Source excerpt:
What is an ETF?

What advantages do ETFs offer? How can they be used for investing and what should you look for when choosing an ETF?

The most important facts in brief

  • An ETF (Exchange Traded Fund) is a fund traded on the stock exchange that tracks the performance of an index as closely as possible.
  • ETFs are inexpensive, transparent and enable a broadly diversified investment in a single holding.
  • ETFs can be used to invest in numerous asset classes (e.g. equities, bonds, commodities) as well as countries, sectors, themes and strategies (e.g. value).

1. Basics

An ETF (Exchange Traded Fund) is an exchange-traded index fund. As the name suggests, ETFs combine three important concepts (fund, index investment and exchange-traded) in one product.

A fund is a strictly regulated financial product that pools money from investors and invests it in the capital markets according to a predefined investment objective. Through a single investment, it is very easy to participate in the performance of a basket of securities. Because the invested money is divided among several securities, the risk of the investment is also spread (diversification). Since price increases and decreases of individual securities can balance each other out, the value of a fund usually fluctuates less than the value of an individual security.

Dataset excerpts:

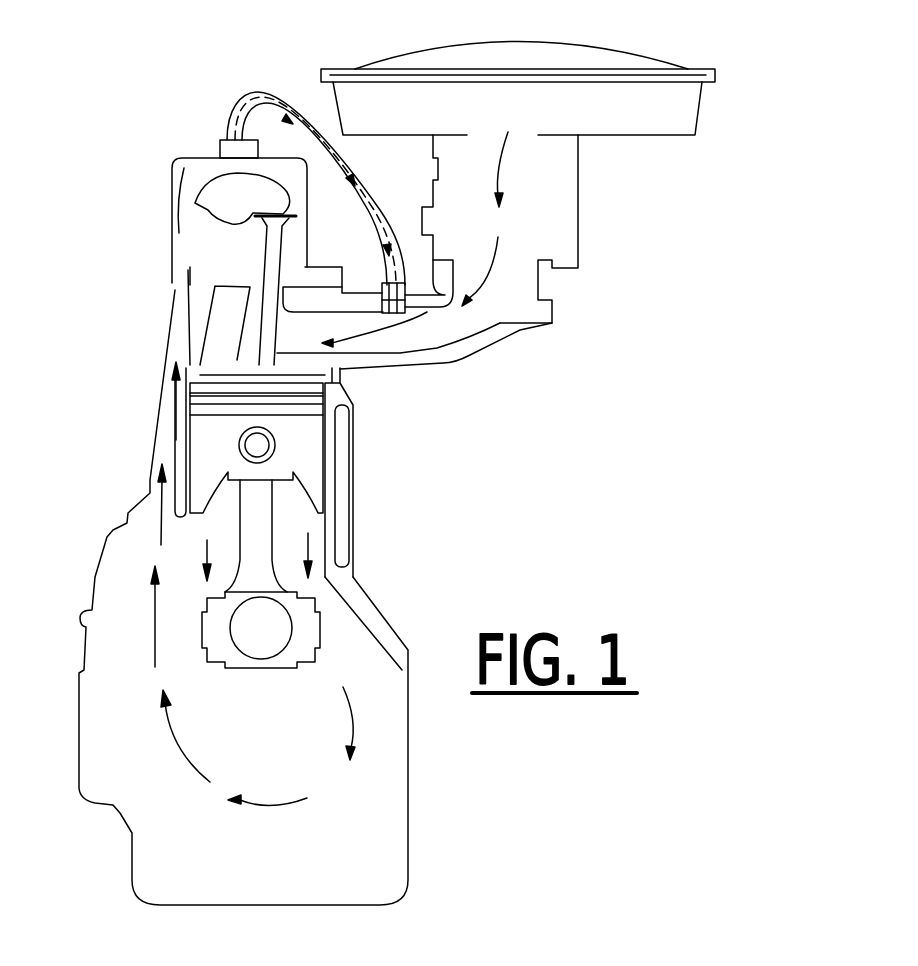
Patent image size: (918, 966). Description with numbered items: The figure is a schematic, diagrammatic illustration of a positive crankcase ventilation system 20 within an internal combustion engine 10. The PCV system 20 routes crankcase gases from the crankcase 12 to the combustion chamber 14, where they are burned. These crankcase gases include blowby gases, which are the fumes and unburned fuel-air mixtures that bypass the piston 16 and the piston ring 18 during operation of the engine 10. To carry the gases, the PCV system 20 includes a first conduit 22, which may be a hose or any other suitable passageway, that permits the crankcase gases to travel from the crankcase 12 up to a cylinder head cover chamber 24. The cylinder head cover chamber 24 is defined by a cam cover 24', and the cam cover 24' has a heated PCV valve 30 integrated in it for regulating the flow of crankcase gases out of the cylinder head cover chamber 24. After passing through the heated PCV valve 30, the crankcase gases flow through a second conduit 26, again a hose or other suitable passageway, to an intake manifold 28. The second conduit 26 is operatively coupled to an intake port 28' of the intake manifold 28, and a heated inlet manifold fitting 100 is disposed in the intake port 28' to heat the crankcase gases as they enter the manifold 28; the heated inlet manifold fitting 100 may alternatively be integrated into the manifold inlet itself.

The internal combustion engine 10 is at (734, 238).
The crankcase 12 is at (400, 812).
The combustion chamber 14 is at (217, 378).
The piston 16 is at (303, 452).
The piston ring 18 is at (388, 315).
The positive crankcase ventilation system 20 is at (155, 245).
The first conduit 22 is at (158, 488).
The cylinder head cover chamber 24 is at (186, 221).
The cam cover 24' is at (155, 125).
The second conduit 26 is at (373, 202).
The intake manifold 28 is at (422, 360).
The intake port 28' is at (402, 370).
The heated PCV valve 30 is at (220, 140).
The heated inlet manifold fitting 100 is at (413, 303).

Aim of the exercise: Reproduce verbatim the portion of the ETF explainer starting with "An ETF (Exchange Traded Fund) is an" and going on through "an individual security.".

Correct response:
An ETF (Exchange Traded Fund) is an exchange-traded index fund. As the name suggests, ETFs combine three important concepts (fund, index investment and exchange-traded) in one product.

A fund is a strictly regulated financial product that pools money from investors and invests it in the capital markets according to a predefined investment objective. Through a single investment, it is very easy to participate in the performance of a basket of securities. Because the invested money is divided among several securities, the risk of the investment is also spread (diversification). Since price increases and decreases of individual securities can balance each other out, the value of a fund usually fluctuates less than the value of an individual security.